* [Problem to work on]
Give the stretch of lines from the start through the line containing "piece-white-rook-a1[interactable]: ♜ bbox=[15, 256, 41, 285]", both ends included, as a numbered list, leaving out any blank lines.

* [Records to use]
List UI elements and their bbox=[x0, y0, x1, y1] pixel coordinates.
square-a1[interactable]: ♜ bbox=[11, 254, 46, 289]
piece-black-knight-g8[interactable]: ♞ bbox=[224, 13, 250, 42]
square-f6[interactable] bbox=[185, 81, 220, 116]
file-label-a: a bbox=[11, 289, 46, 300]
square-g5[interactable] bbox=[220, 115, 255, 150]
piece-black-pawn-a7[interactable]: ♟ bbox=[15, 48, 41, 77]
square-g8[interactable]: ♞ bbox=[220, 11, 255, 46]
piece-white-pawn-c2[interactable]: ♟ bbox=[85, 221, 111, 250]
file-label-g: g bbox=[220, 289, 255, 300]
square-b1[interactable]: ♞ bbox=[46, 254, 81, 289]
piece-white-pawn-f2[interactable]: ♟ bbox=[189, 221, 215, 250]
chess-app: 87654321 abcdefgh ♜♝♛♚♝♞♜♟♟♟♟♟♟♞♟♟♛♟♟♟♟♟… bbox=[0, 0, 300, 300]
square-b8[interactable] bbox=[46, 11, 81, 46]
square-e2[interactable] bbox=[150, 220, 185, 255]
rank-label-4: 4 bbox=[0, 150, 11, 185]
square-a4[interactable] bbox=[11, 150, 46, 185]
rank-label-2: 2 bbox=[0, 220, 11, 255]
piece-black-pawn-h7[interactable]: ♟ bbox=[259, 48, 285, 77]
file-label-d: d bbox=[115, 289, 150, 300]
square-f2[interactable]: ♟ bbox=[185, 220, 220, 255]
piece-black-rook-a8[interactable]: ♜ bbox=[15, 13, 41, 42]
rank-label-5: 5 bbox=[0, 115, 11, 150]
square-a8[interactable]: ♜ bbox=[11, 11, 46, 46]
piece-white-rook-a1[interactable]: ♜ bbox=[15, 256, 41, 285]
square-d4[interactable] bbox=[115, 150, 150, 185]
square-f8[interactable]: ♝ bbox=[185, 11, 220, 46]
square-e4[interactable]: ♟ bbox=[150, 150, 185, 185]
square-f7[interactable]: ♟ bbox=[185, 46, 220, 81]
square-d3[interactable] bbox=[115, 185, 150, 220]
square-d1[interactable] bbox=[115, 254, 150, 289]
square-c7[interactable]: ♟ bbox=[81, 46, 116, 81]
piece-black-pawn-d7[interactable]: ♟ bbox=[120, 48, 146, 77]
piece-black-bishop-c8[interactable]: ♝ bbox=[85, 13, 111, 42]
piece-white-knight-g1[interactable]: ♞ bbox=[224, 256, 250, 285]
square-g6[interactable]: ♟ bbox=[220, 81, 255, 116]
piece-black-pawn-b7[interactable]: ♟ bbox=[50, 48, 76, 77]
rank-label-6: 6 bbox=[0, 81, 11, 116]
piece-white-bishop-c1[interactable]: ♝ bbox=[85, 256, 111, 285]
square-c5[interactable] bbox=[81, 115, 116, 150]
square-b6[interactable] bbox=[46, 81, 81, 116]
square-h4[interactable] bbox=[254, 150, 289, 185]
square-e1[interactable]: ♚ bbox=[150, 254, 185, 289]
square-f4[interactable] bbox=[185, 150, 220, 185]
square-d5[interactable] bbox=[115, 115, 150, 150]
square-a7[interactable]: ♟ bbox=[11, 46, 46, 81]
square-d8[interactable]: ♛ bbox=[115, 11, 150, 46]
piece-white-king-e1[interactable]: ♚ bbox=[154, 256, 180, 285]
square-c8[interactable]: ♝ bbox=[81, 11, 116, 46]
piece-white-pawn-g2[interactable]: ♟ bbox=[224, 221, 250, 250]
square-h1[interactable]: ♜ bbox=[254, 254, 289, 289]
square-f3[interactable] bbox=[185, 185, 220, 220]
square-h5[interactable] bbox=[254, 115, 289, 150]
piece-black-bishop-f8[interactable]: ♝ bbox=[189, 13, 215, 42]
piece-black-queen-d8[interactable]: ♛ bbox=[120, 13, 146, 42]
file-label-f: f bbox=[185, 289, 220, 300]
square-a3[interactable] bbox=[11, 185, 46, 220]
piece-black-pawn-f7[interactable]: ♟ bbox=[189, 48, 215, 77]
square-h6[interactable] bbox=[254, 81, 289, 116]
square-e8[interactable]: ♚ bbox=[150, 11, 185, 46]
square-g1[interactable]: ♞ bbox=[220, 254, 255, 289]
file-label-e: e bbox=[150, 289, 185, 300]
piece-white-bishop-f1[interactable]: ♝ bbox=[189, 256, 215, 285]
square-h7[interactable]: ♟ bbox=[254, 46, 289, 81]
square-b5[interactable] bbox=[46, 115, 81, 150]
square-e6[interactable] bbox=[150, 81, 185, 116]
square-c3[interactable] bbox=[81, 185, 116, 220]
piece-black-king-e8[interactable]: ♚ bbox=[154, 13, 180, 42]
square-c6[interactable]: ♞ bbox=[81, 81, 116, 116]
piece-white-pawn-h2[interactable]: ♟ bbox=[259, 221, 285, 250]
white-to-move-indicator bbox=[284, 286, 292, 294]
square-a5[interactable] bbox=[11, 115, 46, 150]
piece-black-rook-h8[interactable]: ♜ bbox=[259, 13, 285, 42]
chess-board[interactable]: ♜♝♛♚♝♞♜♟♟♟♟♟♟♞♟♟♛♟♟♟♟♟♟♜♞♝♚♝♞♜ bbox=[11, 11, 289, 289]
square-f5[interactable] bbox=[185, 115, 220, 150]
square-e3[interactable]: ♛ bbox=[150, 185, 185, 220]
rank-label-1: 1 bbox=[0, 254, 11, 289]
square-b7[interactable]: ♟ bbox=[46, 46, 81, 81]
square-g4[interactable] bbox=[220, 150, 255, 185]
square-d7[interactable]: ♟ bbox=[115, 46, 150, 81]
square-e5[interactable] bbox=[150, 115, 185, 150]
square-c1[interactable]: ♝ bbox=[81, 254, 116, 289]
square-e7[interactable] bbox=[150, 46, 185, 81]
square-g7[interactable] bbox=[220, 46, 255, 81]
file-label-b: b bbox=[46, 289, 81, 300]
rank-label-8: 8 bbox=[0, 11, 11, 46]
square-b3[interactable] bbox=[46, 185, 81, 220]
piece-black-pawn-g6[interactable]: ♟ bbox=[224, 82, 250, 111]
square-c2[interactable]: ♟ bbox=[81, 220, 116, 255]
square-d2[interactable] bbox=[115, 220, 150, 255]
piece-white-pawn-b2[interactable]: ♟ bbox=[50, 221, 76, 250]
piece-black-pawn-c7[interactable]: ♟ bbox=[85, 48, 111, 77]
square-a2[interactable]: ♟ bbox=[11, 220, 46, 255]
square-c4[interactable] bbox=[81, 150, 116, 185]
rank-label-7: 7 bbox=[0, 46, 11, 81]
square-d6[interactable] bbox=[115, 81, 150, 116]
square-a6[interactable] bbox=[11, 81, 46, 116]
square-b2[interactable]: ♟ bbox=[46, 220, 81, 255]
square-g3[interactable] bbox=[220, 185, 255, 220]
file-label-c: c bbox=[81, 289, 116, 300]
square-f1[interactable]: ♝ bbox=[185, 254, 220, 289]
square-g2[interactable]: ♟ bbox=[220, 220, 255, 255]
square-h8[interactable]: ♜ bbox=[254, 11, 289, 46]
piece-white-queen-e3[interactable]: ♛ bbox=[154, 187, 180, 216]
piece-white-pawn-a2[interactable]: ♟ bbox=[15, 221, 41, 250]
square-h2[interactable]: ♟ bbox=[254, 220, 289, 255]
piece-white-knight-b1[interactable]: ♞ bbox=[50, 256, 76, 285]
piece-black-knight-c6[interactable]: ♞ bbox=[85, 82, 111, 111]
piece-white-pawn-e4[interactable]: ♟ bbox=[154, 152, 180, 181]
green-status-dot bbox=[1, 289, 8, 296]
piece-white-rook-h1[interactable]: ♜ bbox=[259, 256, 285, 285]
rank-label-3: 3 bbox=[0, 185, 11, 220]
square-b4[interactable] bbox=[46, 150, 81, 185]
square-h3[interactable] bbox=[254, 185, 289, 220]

* [Solution to this task]
1. List UI elements and their bbox=[x0, y0, x1, y1] pixel coordinates.
2. square-a1[interactable]: ♜ bbox=[11, 254, 46, 289]
3. piece-black-knight-g8[interactable]: ♞ bbox=[224, 13, 250, 42]
4. square-f6[interactable] bbox=[185, 81, 220, 116]
5. file-label-a: a bbox=[11, 289, 46, 300]
6. square-g5[interactable] bbox=[220, 115, 255, 150]
7. piece-black-pawn-a7[interactable]: ♟ bbox=[15, 48, 41, 77]
8. square-g8[interactable]: ♞ bbox=[220, 11, 255, 46]
9. piece-white-pawn-c2[interactable]: ♟ bbox=[85, 221, 111, 250]
10. file-label-g: g bbox=[220, 289, 255, 300]
11. square-b1[interactable]: ♞ bbox=[46, 254, 81, 289]
12. piece-white-pawn-f2[interactable]: ♟ bbox=[189, 221, 215, 250]
13. chess-app: 87654321 abcdefgh ♜♝♛♚♝♞♜♟♟♟♟♟♟♞♟♟♛♟♟♟♟♟… bbox=[0, 0, 300, 300]
14. square-b8[interactable] bbox=[46, 11, 81, 46]
15. square-e2[interactable] bbox=[150, 220, 185, 255]
16. rank-label-4: 4 bbox=[0, 150, 11, 185]
17. square-a4[interactable] bbox=[11, 150, 46, 185]
18. rank-label-2: 2 bbox=[0, 220, 11, 255]
19. piece-black-pawn-h7[interactable]: ♟ bbox=[259, 48, 285, 77]
20. file-label-d: d bbox=[115, 289, 150, 300]
21. square-f2[interactable]: ♟ bbox=[185, 220, 220, 255]
22. piece-black-rook-a8[interactable]: ♜ bbox=[15, 13, 41, 42]
23. rank-label-5: 5 bbox=[0, 115, 11, 150]
24. square-a8[interactable]: ♜ bbox=[11, 11, 46, 46]
25. piece-white-rook-a1[interactable]: ♜ bbox=[15, 256, 41, 285]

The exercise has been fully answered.